[Items from a dataset]
· · · · ·
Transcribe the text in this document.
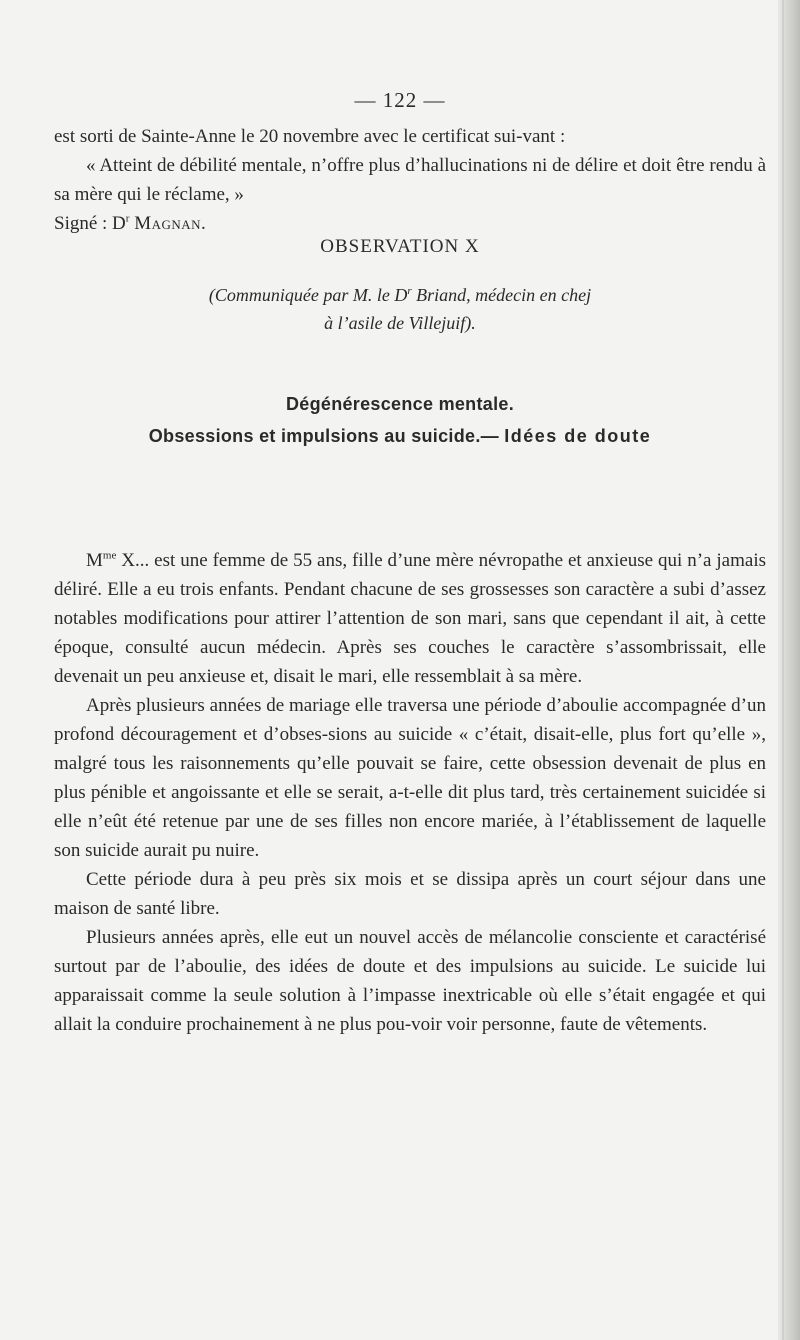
— 122 —

est sorti de Sainte-Anne le 20 novembre avec le certificat sui-vant :

« Atteint de débilité mentale, n’offre plus d’hallucinations ni de délire et doit être rendu à sa mère qui le réclame, »

Signé : $D^r$ Magnan.

OBSERVATION X
(Communiquée par M. le $D^r$ Briand, médecin en chej
à l’asile de Villejuif).
Dégénérescence mentale.
Obsessions et impulsions au suicide.— Idées de doute

$M^{me}$ X... est une femme de 55 ans, fille d’une mère névropathe et anxieuse qui n’a jamais déliré. Elle a eu trois enfants. Pendant chacune de ses grossesses son caractère a subi d’assez notables modifications pour attirer l’attention de son mari, sans que cependant il ait, à cette époque, consulté aucun médecin. Après ses couches le caractère s’assombrissait, elle devenait un peu anxieuse et, disait le mari, elle ressemblait à sa mère.

Après plusieurs années de mariage elle traversa une période d’aboulie accompagnée d’un profond découragement et d’obses-sions au suicide « c’était, disait-elle, plus fort qu’elle », malgré tous les raisonnements qu’elle pouvait se faire, cette obsession devenait de plus en plus pénible et angoissante et elle se serait, a-t-elle dit plus tard, très certainement suicidée si elle n’eût été retenue par une de ses filles non encore mariée, à l’établissement de laquelle son suicide aurait pu nuire.

Cette période dura à peu près six mois et se dissipa après un court séjour dans une maison de santé libre.

Plusieurs années après, elle eut un nouvel accès de mélancolie consciente et caractérisé surtout par de l’aboulie, des idées de doute et des impulsions au suicide. Le suicide lui apparaissait comme la seule solution à l’impasse inextricable où elle s’était engagée et qui allait la conduire prochainement à ne plus pou-voir voir personne, faute de vêtements.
· · · · ·
In the records above, how many lines include "impulsions"? Give that number and nothing more.

2